● **What is expected**
Word for word, output the data that follows.

======== Entries provided ========

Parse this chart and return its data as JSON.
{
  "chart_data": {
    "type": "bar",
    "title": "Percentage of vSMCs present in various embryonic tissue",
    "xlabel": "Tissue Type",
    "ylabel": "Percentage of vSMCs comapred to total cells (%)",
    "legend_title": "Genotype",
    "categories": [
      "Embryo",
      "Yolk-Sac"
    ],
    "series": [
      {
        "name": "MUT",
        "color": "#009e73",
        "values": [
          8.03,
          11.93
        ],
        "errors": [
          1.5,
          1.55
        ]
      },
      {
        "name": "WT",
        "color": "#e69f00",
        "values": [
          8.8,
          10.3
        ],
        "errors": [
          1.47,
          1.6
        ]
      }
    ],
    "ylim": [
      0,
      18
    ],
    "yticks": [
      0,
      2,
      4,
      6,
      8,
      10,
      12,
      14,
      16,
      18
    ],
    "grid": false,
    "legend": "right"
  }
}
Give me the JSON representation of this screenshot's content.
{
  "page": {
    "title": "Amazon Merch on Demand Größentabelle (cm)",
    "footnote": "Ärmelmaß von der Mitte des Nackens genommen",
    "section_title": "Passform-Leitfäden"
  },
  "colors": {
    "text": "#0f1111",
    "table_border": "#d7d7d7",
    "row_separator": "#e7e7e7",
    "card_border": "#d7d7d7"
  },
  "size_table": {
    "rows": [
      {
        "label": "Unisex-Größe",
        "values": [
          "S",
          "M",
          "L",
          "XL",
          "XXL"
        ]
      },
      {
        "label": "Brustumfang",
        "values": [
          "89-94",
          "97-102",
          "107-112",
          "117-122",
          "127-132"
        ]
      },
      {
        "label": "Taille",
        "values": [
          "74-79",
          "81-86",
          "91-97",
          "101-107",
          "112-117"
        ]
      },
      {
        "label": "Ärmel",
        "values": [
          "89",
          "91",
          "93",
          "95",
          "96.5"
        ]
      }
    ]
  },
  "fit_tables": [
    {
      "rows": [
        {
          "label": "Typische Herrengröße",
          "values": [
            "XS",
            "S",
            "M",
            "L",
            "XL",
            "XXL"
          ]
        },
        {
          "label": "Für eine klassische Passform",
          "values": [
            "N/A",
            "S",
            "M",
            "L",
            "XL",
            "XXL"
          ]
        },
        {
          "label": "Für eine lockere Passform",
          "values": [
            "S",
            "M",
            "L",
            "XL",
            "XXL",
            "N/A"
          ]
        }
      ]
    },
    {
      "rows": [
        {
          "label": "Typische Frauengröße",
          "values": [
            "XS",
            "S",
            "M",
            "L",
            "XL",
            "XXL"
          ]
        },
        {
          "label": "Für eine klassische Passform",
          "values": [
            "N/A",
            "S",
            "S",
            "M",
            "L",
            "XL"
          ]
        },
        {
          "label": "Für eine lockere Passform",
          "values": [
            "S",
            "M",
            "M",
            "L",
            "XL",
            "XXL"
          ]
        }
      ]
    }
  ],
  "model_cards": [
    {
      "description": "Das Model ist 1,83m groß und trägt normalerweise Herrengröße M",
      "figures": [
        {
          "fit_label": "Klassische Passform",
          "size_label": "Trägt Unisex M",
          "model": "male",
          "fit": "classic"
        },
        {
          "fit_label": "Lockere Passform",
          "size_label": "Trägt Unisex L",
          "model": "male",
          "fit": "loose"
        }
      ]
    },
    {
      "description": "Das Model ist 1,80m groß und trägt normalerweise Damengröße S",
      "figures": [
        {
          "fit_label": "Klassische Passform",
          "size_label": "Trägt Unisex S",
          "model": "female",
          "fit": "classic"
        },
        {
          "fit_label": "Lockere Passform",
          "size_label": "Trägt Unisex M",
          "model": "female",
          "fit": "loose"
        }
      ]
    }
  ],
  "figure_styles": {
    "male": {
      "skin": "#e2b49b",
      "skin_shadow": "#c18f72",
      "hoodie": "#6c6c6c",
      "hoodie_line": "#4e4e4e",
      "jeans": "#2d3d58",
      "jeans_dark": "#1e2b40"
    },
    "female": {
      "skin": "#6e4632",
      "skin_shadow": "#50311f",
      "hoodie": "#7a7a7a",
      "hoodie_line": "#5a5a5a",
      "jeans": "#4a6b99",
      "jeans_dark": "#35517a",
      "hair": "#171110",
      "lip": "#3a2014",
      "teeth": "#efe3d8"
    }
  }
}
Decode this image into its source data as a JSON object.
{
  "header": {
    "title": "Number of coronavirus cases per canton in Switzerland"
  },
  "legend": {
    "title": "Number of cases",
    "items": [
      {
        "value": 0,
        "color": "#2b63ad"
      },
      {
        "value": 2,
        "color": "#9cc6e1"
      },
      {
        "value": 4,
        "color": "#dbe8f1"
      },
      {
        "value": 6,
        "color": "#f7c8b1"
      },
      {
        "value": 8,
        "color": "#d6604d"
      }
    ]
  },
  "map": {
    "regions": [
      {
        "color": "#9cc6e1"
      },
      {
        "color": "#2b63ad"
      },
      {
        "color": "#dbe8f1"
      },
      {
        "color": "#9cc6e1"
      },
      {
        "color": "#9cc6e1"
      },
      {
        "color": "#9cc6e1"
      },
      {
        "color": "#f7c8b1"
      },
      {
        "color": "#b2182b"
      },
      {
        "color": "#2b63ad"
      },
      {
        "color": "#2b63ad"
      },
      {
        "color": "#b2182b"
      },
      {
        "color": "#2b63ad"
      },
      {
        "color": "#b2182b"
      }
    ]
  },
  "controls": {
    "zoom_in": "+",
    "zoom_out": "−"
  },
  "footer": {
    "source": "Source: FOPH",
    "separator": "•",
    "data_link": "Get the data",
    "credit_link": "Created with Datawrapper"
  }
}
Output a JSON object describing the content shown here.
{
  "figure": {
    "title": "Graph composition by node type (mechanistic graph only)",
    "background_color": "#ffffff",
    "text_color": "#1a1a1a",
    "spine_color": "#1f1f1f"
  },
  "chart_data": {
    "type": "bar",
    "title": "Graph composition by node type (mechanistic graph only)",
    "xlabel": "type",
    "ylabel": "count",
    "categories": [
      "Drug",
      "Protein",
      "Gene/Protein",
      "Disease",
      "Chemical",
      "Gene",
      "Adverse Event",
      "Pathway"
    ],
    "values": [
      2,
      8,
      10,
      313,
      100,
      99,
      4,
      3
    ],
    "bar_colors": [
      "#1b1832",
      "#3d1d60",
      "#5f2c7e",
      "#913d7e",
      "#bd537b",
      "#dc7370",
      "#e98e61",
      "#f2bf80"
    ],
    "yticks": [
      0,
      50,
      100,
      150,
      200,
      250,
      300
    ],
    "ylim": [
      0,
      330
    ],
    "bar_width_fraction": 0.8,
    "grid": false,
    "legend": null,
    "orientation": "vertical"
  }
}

========

● **Exercise solution**
Parse this chart and return its data as JSON.
{
  "chart_data": {
    "type": "bar",
    "title": "Percentage of vSMCs present in various embryonic tissue",
    "xlabel": "Tissue Type",
    "ylabel": "Percentage of vSMCs comapred to total cells (%)",
    "legend_title": "Genotype",
    "categories": [
      "Embryo",
      "Yolk-Sac"
    ],
    "series": [
      {
        "name": "MUT",
        "color": "#009e73",
        "values": [
          8.03,
          11.93
        ],
        "errors": [
          1.5,
          1.55
        ]
      },
      {
        "name": "WT",
        "color": "#e69f00",
        "values": [
          8.8,
          10.3
        ],
        "errors": [
          1.47,
          1.6
        ]
      }
    ],
    "ylim": [
      0,
      18
    ],
    "yticks": [
      0,
      2,
      4,
      6,
      8,
      10,
      12,
      14,
      16,
      18
    ],
    "grid": false,
    "legend": "right"
  }
}
Give me the JSON representation of this screenshot's content.
{
  "page": {
    "title": "Amazon Merch on Demand Größentabelle (cm)",
    "footnote": "Ärmelmaß von der Mitte des Nackens genommen",
    "section_title": "Passform-Leitfäden"
  },
  "colors": {
    "text": "#0f1111",
    "table_border": "#d7d7d7",
    "row_separator": "#e7e7e7",
    "card_border": "#d7d7d7"
  },
  "size_table": {
    "rows": [
      {
        "label": "Unisex-Größe",
        "values": [
          "S",
          "M",
          "L",
          "XL",
          "XXL"
        ]
      },
      {
        "label": "Brustumfang",
        "values": [
          "89-94",
          "97-102",
          "107-112",
          "117-122",
          "127-132"
        ]
      },
      {
        "label": "Taille",
        "values": [
          "74-79",
          "81-86",
          "91-97",
          "101-107",
          "112-117"
        ]
      },
      {
        "label": "Ärmel",
        "values": [
          "89",
          "91",
          "93",
          "95",
          "96.5"
        ]
      }
    ]
  },
  "fit_tables": [
    {
      "rows": [
        {
          "label": "Typische Herrengröße",
          "values": [
            "XS",
            "S",
            "M",
            "L",
            "XL",
            "XXL"
          ]
        },
        {
          "label": "Für eine klassische Passform",
          "values": [
            "N/A",
            "S",
            "M",
            "L",
            "XL",
            "XXL"
          ]
        },
        {
          "label": "Für eine lockere Passform",
          "values": [
            "S",
            "M",
            "L",
            "XL",
            "XXL",
            "N/A"
          ]
        }
      ]
    },
    {
      "rows": [
        {
          "label": "Typische Frauengröße",
          "values": [
            "XS",
            "S",
            "M",
            "L",
            "XL",
            "XXL"
          ]
        },
        {
          "label": "Für eine klassische Passform",
          "values": [
            "N/A",
            "S",
            "S",
            "M",
            "L",
            "XL"
          ]
        },
        {
          "label": "Für eine lockere Passform",
          "values": [
            "S",
            "M",
            "M",
            "L",
            "XL",
            "XXL"
          ]
        }
      ]
    }
  ],
  "model_cards": [
    {
      "description": "Das Model ist 1,83m groß und trägt normalerweise Herrengröße M",
      "figures": [
        {
          "fit_label": "Klassische Passform",
          "size_label": "Trägt Unisex M",
          "model": "male",
          "fit": "classic"
        },
        {
          "fit_label": "Lockere Passform",
          "size_label": "Trägt Unisex L",
          "model": "male",
          "fit": "loose"
        }
      ]
    },
    {
      "description": "Das Model ist 1,80m groß und trägt normalerweise Damengröße S",
      "figures": [
        {
          "fit_label": "Klassische Passform",
          "size_label": "Trägt Unisex S",
          "model": "female",
          "fit": "classic"
        },
        {
          "fit_label": "Lockere Passform",
          "size_label": "Trägt Unisex M",
          "model": "female",
          "fit": "loose"
        }
      ]
    }
  ],
  "figure_styles": {
    "male": {
      "skin": "#e2b49b",
      "skin_shadow": "#c18f72",
      "hoodie": "#6c6c6c",
      "hoodie_line": "#4e4e4e",
      "jeans": "#2d3d58",
      "jeans_dark": "#1e2b40"
    },
    "female": {
      "skin": "#6e4632",
      "skin_shadow": "#50311f",
      "hoodie": "#7a7a7a",
      "hoodie_line": "#5a5a5a",
      "jeans": "#4a6b99",
      "jeans_dark": "#35517a",
      "hair": "#171110",
      "lip": "#3a2014",
      "teeth": "#efe3d8"
    }
  }
}
Decode this image into its source data as a JSON object.
{
  "header": {
    "title": "Number of coronavirus cases per canton in Switzerland"
  },
  "legend": {
    "title": "Number of cases",
    "items": [
      {
        "value": 0,
        "color": "#2b63ad"
      },
      {
        "value": 2,
        "color": "#9cc6e1"
      },
      {
        "value": 4,
        "color": "#dbe8f1"
      },
      {
        "value": 6,
        "color": "#f7c8b1"
      },
      {
        "value": 8,
        "color": "#d6604d"
      }
    ]
  },
  "map": {
    "regions": [
      {
        "color": "#9cc6e1"
      },
      {
        "color": "#2b63ad"
      },
      {
        "color": "#dbe8f1"
      },
      {
        "color": "#9cc6e1"
      },
      {
        "color": "#9cc6e1"
      },
      {
        "color": "#9cc6e1"
      },
      {
        "color": "#f7c8b1"
      },
      {
        "color": "#b2182b"
      },
      {
        "color": "#2b63ad"
      },
      {
        "color": "#2b63ad"
      },
      {
        "color": "#b2182b"
      },
      {
        "color": "#2b63ad"
      },
      {
        "color": "#b2182b"
      }
    ]
  },
  "controls": {
    "zoom_in": "+",
    "zoom_out": "−"
  },
  "footer": {
    "source": "Source: FOPH",
    "separator": "•",
    "data_link": "Get the data",
    "credit_link": "Created with Datawrapper"
  }
}
Output a JSON object describing the content shown here.
{
  "figure": {
    "title": "Graph composition by node type (mechanistic graph only)",
    "background_color": "#ffffff",
    "text_color": "#1a1a1a",
    "spine_color": "#1f1f1f"
  },
  "chart_data": {
    "type": "bar",
    "title": "Graph composition by node type (mechanistic graph only)",
    "xlabel": "type",
    "ylabel": "count",
    "categories": [
      "Drug",
      "Protein",
      "Gene/Protein",
      "Disease",
      "Chemical",
      "Gene",
      "Adverse Event",
      "Pathway"
    ],
    "values": [
      2,
      8,
      10,
      313,
      100,
      99,
      4,
      3
    ],
    "bar_colors": [
      "#1b1832",
      "#3d1d60",
      "#5f2c7e",
      "#913d7e",
      "#bd537b",
      "#dc7370",
      "#e98e61",
      "#f2bf80"
    ],
    "yticks": [
      0,
      50,
      100,
      150,
      200,
      250,
      300
    ],
    "ylim": [
      0,
      330
    ],
    "bar_width_fraction": 0.8,
    "grid": false,
    "legend": null,
    "orientation": "vertical"
  }
}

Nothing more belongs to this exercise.